- Given task -
Take every line where the string "marker" appears and copy it.

* START *

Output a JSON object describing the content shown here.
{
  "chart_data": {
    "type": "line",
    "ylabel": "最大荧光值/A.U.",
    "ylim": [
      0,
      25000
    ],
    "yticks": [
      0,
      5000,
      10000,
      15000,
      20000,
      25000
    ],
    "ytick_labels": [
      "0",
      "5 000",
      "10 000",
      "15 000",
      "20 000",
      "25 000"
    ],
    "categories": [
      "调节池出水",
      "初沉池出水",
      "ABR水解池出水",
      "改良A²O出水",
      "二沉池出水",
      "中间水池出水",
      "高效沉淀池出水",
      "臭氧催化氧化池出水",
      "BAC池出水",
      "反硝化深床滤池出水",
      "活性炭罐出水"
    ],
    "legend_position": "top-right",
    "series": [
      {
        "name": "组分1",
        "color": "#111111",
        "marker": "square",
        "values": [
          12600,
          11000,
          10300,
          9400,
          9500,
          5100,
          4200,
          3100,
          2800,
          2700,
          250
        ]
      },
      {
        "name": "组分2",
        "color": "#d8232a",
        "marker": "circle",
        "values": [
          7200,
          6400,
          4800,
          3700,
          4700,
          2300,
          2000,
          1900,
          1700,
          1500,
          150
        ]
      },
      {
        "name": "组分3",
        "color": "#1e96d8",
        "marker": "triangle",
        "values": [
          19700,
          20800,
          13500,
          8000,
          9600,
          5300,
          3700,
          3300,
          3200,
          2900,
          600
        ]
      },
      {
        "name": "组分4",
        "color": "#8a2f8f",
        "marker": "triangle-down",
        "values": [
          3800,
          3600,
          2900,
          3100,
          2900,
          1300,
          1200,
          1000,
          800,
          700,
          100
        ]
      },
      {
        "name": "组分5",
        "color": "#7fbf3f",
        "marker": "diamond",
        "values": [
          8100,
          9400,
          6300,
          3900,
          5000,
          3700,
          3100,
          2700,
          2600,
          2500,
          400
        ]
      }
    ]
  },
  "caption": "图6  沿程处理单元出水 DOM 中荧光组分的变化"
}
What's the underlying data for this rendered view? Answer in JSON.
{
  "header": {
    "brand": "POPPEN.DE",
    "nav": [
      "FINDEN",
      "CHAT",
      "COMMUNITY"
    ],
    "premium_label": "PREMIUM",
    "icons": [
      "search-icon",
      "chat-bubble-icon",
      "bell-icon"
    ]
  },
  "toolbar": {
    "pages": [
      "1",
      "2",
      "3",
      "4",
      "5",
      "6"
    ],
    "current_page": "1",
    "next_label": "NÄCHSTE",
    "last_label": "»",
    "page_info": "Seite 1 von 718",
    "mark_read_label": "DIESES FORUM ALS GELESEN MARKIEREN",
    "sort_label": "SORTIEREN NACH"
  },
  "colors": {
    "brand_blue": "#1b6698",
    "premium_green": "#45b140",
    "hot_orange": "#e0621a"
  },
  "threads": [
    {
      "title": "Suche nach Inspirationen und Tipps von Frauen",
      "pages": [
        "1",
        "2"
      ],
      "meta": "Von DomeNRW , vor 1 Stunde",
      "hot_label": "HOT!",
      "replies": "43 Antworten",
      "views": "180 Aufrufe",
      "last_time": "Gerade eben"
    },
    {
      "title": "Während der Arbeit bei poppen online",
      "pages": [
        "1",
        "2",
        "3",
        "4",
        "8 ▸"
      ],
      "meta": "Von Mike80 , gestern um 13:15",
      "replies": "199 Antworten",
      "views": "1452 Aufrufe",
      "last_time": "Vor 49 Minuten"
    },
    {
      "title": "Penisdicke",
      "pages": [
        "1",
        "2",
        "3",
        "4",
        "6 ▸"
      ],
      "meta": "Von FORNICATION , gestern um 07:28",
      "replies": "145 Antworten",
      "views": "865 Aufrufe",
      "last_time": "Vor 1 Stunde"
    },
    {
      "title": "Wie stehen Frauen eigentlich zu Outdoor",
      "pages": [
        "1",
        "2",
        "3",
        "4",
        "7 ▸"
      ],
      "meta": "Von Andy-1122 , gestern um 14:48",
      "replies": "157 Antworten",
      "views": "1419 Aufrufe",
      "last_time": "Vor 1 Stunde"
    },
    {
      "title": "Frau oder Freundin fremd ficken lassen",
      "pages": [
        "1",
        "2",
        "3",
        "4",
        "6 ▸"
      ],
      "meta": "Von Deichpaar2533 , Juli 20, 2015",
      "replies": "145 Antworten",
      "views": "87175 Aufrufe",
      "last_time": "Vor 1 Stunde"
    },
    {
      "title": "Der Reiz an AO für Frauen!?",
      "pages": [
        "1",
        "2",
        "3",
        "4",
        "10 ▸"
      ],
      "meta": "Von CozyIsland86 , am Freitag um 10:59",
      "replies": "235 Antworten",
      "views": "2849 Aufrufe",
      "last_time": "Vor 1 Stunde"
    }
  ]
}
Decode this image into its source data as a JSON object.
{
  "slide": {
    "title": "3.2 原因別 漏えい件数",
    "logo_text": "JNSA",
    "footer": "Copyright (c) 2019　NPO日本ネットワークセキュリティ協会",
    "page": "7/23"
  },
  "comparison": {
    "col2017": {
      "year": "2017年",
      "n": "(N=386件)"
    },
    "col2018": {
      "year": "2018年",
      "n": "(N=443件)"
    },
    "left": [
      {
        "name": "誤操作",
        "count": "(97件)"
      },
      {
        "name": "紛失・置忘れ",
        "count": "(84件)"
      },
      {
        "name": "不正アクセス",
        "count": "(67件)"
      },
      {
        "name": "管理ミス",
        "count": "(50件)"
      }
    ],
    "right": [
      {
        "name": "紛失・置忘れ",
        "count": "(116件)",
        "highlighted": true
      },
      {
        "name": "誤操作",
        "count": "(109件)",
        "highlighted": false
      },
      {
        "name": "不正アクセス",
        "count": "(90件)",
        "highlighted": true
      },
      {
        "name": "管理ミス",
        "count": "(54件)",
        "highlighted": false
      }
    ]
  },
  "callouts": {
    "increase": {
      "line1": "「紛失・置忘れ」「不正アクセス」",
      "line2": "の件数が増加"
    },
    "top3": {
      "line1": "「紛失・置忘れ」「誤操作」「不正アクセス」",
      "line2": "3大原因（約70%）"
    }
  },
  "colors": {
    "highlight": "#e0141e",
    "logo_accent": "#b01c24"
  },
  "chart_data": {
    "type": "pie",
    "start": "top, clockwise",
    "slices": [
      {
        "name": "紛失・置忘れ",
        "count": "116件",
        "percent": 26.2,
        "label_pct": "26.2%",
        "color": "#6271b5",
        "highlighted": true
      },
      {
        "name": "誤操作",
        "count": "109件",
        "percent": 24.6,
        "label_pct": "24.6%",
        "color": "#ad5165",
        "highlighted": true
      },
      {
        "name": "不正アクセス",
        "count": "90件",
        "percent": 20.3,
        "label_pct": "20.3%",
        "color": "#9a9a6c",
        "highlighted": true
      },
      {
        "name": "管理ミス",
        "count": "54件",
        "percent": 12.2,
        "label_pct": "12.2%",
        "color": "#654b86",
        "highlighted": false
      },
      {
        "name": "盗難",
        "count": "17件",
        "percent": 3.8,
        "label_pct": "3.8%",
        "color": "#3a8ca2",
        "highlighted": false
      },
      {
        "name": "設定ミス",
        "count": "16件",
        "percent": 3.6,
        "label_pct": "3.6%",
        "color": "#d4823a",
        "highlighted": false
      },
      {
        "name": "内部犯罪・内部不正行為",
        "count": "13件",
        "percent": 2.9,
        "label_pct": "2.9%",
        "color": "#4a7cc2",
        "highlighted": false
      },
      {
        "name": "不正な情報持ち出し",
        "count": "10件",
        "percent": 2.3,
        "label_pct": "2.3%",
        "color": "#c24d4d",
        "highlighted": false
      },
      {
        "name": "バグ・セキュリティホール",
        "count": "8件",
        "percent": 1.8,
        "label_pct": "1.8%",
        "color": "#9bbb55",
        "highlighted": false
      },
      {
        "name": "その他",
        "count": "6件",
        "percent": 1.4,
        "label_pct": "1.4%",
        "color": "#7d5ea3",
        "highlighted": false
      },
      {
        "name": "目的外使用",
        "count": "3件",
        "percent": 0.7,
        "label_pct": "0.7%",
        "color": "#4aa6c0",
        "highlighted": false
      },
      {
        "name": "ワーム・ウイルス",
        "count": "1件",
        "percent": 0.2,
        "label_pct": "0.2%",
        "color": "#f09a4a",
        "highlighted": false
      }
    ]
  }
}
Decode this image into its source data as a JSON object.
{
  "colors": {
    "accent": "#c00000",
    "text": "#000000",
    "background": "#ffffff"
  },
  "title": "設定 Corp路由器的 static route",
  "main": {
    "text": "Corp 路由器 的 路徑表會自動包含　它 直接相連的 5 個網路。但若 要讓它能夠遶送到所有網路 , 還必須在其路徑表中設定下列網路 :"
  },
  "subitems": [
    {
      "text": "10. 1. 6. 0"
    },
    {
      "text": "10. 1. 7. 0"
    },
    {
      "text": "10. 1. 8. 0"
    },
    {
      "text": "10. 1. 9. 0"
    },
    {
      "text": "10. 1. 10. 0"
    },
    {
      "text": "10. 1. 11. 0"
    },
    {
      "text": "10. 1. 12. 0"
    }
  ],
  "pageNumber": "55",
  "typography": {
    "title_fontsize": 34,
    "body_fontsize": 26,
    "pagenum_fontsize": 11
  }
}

* END *

- Written answer -
        "marker": "square",
        "marker": "circle",
        "marker": "triangle",
        "marker": "triangle-down",
        "marker": "diamond",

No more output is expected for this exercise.